- Краткое задание A:
Верните без изменений фрагмент исходного текста от слов «Не стал бы упоминать» до слов «и никаких оправданий.» включительно.
- Краткое задание B:
Перечислите все характеристики следователей, которые в исходном тексте следуют за словами «не говоря о тех, кто».

- Исходный текст:
Не стал бы упоминать об этом эпизоде, будь он единственным в моей практике. По такой схеме часто привлекали к ответственности невинных людей. В подобных обстоятельствах самый честный следователь иногда был бессилен, не говоря о тех, кто холуйски старался угодить начальству, строил карьеру или действовал из чувства мести.
Этот случай показал мне, как низко может пасть человек, и подумалось, что не лишены основания утверждения, будто такие провокации — не редкость в практике КГБ, а явление и в самом деле опасное. На всю жизнь твердо усвоил правило: чекист не должен принимать на веру никаких обвинений и никаких оправданий.
Вспоминается еще один случай. Из алтайского управления МГБ сообщили, что местный агент подготовил важное сообщение для Москвы. Мне было поручено встретиться с ним.

- Представленные данные:
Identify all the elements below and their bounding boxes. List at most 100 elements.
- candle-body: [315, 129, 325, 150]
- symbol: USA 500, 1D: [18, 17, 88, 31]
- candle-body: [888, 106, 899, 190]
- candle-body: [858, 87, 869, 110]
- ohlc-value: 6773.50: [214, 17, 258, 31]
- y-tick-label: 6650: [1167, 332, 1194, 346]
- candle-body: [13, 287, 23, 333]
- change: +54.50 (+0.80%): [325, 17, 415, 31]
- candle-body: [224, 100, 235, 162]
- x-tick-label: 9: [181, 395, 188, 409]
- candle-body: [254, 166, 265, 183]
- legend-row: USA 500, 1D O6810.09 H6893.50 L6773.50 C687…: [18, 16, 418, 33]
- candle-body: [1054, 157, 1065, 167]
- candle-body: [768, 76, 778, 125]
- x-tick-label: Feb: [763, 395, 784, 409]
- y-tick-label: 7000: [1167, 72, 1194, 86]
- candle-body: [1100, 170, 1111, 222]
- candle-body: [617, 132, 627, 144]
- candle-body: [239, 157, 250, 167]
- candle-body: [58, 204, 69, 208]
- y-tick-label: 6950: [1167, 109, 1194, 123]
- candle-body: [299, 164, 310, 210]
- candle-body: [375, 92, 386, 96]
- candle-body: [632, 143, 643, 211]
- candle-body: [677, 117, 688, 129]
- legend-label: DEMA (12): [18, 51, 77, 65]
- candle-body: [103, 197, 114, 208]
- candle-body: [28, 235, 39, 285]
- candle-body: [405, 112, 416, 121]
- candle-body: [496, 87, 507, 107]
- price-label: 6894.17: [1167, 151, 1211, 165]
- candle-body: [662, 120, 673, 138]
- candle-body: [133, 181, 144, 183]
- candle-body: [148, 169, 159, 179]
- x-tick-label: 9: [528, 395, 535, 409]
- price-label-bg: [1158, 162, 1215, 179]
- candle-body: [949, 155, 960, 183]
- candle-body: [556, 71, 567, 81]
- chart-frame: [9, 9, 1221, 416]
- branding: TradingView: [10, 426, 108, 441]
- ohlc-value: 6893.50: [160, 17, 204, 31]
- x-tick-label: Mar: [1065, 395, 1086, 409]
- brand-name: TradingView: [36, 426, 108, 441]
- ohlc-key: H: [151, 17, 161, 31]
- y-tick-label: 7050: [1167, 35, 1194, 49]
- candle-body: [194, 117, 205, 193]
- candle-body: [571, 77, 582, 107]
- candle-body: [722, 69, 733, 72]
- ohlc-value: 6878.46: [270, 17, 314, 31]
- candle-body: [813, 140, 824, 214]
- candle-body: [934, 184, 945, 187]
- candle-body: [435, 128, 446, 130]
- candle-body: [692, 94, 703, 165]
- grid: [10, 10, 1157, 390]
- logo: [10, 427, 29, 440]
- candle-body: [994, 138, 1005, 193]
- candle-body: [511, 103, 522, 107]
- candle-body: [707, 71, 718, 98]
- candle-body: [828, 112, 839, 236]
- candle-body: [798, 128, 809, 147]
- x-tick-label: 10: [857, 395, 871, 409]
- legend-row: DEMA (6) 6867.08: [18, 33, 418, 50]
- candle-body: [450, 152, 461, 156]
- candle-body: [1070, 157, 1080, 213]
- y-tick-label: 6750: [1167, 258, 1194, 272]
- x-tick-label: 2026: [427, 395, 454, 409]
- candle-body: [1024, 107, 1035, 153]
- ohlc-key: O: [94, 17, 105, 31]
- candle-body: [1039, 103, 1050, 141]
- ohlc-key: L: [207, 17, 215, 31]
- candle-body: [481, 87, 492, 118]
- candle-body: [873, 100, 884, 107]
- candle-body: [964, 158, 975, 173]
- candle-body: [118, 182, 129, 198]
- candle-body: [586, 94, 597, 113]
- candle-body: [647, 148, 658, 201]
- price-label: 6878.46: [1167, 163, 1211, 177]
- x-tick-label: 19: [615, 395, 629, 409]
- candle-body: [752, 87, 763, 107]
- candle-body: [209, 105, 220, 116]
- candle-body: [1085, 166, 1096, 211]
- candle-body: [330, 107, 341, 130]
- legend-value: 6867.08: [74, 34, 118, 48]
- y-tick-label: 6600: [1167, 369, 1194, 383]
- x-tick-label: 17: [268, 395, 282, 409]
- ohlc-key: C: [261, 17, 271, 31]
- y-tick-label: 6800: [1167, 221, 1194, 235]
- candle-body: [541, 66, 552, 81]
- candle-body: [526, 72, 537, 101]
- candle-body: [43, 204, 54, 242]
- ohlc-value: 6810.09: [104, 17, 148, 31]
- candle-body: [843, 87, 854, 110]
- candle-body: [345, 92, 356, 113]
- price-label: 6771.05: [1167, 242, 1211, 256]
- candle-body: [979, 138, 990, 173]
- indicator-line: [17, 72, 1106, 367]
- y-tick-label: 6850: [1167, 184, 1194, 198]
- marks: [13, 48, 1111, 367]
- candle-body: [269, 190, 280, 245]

- Поле ответа A:
Не стал бы упоминать об этом эпизоде, будь он единственным в моей практике. По такой схеме часто привлекали к ответственности невинных людей. В подобных обстоятельствах самый честный следователь иногда был бессилен, не говоря о тех, кто холуйски старался угодить начальству, строил карьеру или действовал из чувства мести.
Этот случай показал мне, как низко может пасть человек, и подумалось, что не лишены основания утверждения, будто такие провокации — не редкость в практике КГБ, а явление и в самом деле опасное. На всю жизнь твердо усвоил правило: чекист не должен принимать на веру никаких обвинений и никаких оправданий.

- Поле ответа B:
- холуйски старался угодить начальству
- строил карьеру
- действовал из чувства мести